What is required:
Below is a set of records; restate each one word for word.

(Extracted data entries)
--------------------------------

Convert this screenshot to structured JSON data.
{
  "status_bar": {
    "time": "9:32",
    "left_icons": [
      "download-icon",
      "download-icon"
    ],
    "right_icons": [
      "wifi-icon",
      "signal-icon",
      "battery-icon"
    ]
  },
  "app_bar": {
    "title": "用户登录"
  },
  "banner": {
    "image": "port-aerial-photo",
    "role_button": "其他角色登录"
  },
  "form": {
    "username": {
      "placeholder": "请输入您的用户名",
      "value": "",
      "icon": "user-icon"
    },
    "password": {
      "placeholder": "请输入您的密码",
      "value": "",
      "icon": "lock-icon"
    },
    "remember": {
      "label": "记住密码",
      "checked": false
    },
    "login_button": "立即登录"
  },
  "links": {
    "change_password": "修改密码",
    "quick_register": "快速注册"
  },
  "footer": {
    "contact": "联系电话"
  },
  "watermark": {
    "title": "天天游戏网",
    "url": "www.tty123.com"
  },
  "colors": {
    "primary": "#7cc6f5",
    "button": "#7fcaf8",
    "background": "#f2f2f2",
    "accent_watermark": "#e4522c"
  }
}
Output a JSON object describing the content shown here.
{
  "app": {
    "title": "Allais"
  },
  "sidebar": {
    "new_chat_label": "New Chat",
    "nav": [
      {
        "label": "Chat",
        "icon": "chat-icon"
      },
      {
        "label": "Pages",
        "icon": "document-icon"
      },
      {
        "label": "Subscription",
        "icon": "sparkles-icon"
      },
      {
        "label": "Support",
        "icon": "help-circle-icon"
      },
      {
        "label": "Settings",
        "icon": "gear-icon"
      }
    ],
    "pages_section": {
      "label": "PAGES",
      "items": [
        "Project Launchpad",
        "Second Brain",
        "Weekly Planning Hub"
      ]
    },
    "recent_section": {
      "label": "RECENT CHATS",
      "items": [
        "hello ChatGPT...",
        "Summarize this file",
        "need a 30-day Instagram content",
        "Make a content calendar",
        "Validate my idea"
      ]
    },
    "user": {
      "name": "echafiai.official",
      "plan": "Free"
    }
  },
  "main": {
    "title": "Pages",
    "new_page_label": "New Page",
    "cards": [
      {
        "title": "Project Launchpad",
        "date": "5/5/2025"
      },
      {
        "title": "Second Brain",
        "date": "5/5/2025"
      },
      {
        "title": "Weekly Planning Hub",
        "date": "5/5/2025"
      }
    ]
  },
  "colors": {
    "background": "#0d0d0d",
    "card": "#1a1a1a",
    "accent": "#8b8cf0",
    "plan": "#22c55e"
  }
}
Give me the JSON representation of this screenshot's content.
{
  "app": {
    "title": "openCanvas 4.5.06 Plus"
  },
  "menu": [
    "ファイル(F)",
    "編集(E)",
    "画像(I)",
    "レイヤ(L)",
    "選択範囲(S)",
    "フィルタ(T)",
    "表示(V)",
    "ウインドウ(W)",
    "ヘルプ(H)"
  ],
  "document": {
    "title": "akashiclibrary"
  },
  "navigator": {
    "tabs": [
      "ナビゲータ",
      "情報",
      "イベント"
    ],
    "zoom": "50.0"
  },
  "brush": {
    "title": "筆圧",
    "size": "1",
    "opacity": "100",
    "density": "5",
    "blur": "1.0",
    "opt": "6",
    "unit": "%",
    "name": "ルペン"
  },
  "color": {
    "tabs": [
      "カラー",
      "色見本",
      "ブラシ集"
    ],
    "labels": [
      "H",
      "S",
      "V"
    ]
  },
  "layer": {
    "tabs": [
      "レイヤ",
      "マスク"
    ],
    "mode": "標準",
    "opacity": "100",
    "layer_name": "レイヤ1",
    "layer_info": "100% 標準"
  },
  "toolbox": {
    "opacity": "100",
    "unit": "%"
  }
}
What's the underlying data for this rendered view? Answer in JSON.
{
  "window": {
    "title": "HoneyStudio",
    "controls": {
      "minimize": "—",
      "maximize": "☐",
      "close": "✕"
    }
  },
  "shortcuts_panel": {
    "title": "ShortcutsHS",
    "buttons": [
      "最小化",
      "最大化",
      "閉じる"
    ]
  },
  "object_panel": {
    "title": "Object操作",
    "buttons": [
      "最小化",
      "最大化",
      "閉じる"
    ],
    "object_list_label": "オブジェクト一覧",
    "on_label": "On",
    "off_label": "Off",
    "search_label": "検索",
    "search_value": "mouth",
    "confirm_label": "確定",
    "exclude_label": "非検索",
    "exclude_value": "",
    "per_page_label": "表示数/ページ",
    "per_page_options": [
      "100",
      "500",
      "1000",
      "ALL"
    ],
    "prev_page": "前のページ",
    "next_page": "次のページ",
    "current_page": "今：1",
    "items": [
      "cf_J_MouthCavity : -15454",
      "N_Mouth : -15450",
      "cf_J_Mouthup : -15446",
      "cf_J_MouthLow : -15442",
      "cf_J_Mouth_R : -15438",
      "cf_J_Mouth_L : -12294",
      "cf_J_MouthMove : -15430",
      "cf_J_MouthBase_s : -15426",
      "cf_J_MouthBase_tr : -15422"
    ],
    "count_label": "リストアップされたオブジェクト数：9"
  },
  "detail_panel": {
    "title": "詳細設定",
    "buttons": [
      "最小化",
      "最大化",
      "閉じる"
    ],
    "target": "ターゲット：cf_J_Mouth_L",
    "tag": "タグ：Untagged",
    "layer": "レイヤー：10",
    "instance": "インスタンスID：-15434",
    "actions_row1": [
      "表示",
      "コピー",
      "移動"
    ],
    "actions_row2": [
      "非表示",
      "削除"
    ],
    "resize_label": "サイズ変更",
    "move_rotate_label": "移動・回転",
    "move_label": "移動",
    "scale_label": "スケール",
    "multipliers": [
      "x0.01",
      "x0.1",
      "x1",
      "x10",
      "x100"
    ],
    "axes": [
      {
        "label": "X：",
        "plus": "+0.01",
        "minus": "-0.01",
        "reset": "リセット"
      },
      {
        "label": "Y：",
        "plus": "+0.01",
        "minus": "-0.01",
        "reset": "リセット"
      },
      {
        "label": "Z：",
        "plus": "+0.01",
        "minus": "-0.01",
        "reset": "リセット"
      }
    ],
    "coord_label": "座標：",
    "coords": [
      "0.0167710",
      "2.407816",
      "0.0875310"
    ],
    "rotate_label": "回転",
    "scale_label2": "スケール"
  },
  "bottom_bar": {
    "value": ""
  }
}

--------------------------------

Correct result:
Convert this screenshot to structured JSON data.
{
  "status_bar": {
    "time": "9:32",
    "left_icons": [
      "download-icon",
      "download-icon"
    ],
    "right_icons": [
      "wifi-icon",
      "signal-icon",
      "battery-icon"
    ]
  },
  "app_bar": {
    "title": "用户登录"
  },
  "banner": {
    "image": "port-aerial-photo",
    "role_button": "其他角色登录"
  },
  "form": {
    "username": {
      "placeholder": "请输入您的用户名",
      "value": "",
      "icon": "user-icon"
    },
    "password": {
      "placeholder": "请输入您的密码",
      "value": "",
      "icon": "lock-icon"
    },
    "remember": {
      "label": "记住密码",
      "checked": false
    },
    "login_button": "立即登录"
  },
  "links": {
    "change_password": "修改密码",
    "quick_register": "快速注册"
  },
  "footer": {
    "contact": "联系电话"
  },
  "watermark": {
    "title": "天天游戏网",
    "url": "www.tty123.com"
  },
  "colors": {
    "primary": "#7cc6f5",
    "button": "#7fcaf8",
    "background": "#f2f2f2",
    "accent_watermark": "#e4522c"
  }
}
Output a JSON object describing the content shown here.
{
  "app": {
    "title": "Allais"
  },
  "sidebar": {
    "new_chat_label": "New Chat",
    "nav": [
      {
        "label": "Chat",
        "icon": "chat-icon"
      },
      {
        "label": "Pages",
        "icon": "document-icon"
      },
      {
        "label": "Subscription",
        "icon": "sparkles-icon"
      },
      {
        "label": "Support",
        "icon": "help-circle-icon"
      },
      {
        "label": "Settings",
        "icon": "gear-icon"
      }
    ],
    "pages_section": {
      "label": "PAGES",
      "items": [
        "Project Launchpad",
        "Second Brain",
        "Weekly Planning Hub"
      ]
    },
    "recent_section": {
      "label": "RECENT CHATS",
      "items": [
        "hello ChatGPT...",
        "Summarize this file",
        "need a 30-day Instagram content",
        "Make a content calendar",
        "Validate my idea"
      ]
    },
    "user": {
      "name": "echafiai.official",
      "plan": "Free"
    }
  },
  "main": {
    "title": "Pages",
    "new_page_label": "New Page",
    "cards": [
      {
        "title": "Project Launchpad",
        "date": "5/5/2025"
      },
      {
        "title": "Second Brain",
        "date": "5/5/2025"
      },
      {
        "title": "Weekly Planning Hub",
        "date": "5/5/2025"
      }
    ]
  },
  "colors": {
    "background": "#0d0d0d",
    "card": "#1a1a1a",
    "accent": "#8b8cf0",
    "plan": "#22c55e"
  }
}
Give me the JSON representation of this screenshot's content.
{
  "app": {
    "title": "openCanvas 4.5.06 Plus"
  },
  "menu": [
    "ファイル(F)",
    "編集(E)",
    "画像(I)",
    "レイヤ(L)",
    "選択範囲(S)",
    "フィルタ(T)",
    "表示(V)",
    "ウインドウ(W)",
    "ヘルプ(H)"
  ],
  "document": {
    "title": "akashiclibrary"
  },
  "navigator": {
    "tabs": [
      "ナビゲータ",
      "情報",
      "イベント"
    ],
    "zoom": "50.0"
  },
  "brush": {
    "title": "筆圧",
    "size": "1",
    "opacity": "100",
    "density": "5",
    "blur": "1.0",
    "opt": "6",
    "unit": "%",
    "name": "ルペン"
  },
  "color": {
    "tabs": [
      "カラー",
      "色見本",
      "ブラシ集"
    ],
    "labels": [
      "H",
      "S",
      "V"
    ]
  },
  "layer": {
    "tabs": [
      "レイヤ",
      "マスク"
    ],
    "mode": "標準",
    "opacity": "100",
    "layer_name": "レイヤ1",
    "layer_info": "100% 標準"
  },
  "toolbox": {
    "opacity": "100",
    "unit": "%"
  }
}
What's the underlying data for this rendered view? Answer in JSON.
{
  "window": {
    "title": "HoneyStudio",
    "controls": {
      "minimize": "—",
      "maximize": "☐",
      "close": "✕"
    }
  },
  "shortcuts_panel": {
    "title": "ShortcutsHS",
    "buttons": [
      "最小化",
      "最大化",
      "閉じる"
    ]
  },
  "object_panel": {
    "title": "Object操作",
    "buttons": [
      "最小化",
      "最大化",
      "閉じる"
    ],
    "object_list_label": "オブジェクト一覧",
    "on_label": "On",
    "off_label": "Off",
    "search_label": "検索",
    "search_value": "mouth",
    "confirm_label": "確定",
    "exclude_label": "非検索",
    "exclude_value": "",
    "per_page_label": "表示数/ページ",
    "per_page_options": [
      "100",
      "500",
      "1000",
      "ALL"
    ],
    "prev_page": "前のページ",
    "next_page": "次のページ",
    "current_page": "今：1",
    "items": [
      "cf_J_MouthCavity : -15454",
      "N_Mouth : -15450",
      "cf_J_Mouthup : -15446",
      "cf_J_MouthLow : -15442",
      "cf_J_Mouth_R : -15438",
      "cf_J_Mouth_L : -12294",
      "cf_J_MouthMove : -15430",
      "cf_J_MouthBase_s : -15426",
      "cf_J_MouthBase_tr : -15422"
    ],
    "count_label": "リストアップされたオブジェクト数：9"
  },
  "detail_panel": {
    "title": "詳細設定",
    "buttons": [
      "最小化",
      "最大化",
      "閉じる"
    ],
    "target": "ターゲット：cf_J_Mouth_L",
    "tag": "タグ：Untagged",
    "layer": "レイヤー：10",
    "instance": "インスタンスID：-15434",
    "actions_row1": [
      "表示",
      "コピー",
      "移動"
    ],
    "actions_row2": [
      "非表示",
      "削除"
    ],
    "resize_label": "サイズ変更",
    "move_rotate_label": "移動・回転",
    "move_label": "移動",
    "scale_label": "スケール",
    "multipliers": [
      "x0.01",
      "x0.1",
      "x1",
      "x10",
      "x100"
    ],
    "axes": [
      {
        "label": "X：",
        "plus": "+0.01",
        "minus": "-0.01",
        "reset": "リセット"
      },
      {
        "label": "Y：",
        "plus": "+0.01",
        "minus": "-0.01",
        "reset": "リセット"
      },
      {
        "label": "Z：",
        "plus": "+0.01",
        "minus": "-0.01",
        "reset": "リセット"
      }
    ],
    "coord_label": "座標：",
    "coords": [
      "0.0167710",
      "2.407816",
      "0.0875310"
    ],
    "rotate_label": "回転",
    "scale_label2": "スケール"
  },
  "bottom_bar": {
    "value": ""
  }
}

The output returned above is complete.